> What the exercise asks
Each line of the listing that contains the word "label" is to be copied.

(Saved data entries)
====

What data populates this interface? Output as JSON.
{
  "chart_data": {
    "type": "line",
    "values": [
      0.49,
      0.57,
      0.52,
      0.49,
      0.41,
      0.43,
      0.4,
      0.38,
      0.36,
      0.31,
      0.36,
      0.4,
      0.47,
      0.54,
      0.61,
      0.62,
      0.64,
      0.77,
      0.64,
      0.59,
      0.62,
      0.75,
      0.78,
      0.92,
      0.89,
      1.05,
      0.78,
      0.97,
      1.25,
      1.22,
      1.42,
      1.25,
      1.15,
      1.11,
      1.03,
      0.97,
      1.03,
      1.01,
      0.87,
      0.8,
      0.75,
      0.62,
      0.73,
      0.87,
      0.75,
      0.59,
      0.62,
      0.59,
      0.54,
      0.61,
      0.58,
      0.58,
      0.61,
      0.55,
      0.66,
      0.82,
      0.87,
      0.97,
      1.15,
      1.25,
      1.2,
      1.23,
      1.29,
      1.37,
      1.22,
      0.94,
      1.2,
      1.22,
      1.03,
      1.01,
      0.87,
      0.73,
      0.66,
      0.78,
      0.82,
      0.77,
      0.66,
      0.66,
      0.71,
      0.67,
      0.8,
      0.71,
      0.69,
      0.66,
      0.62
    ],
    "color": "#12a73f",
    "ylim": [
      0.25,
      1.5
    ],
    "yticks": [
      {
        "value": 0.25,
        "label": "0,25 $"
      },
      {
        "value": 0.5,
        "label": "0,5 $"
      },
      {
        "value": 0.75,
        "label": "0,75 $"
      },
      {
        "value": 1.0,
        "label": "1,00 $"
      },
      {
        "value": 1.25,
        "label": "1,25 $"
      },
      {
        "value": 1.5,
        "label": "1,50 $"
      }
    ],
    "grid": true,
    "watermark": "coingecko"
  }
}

====

> Final result
        "label": "0,25 $"
        "label": "0,5 $"
        "label": "0,75 $"
        "label": "1,00 $"
        "label": "1,25 $"
        "label": "1,50 $"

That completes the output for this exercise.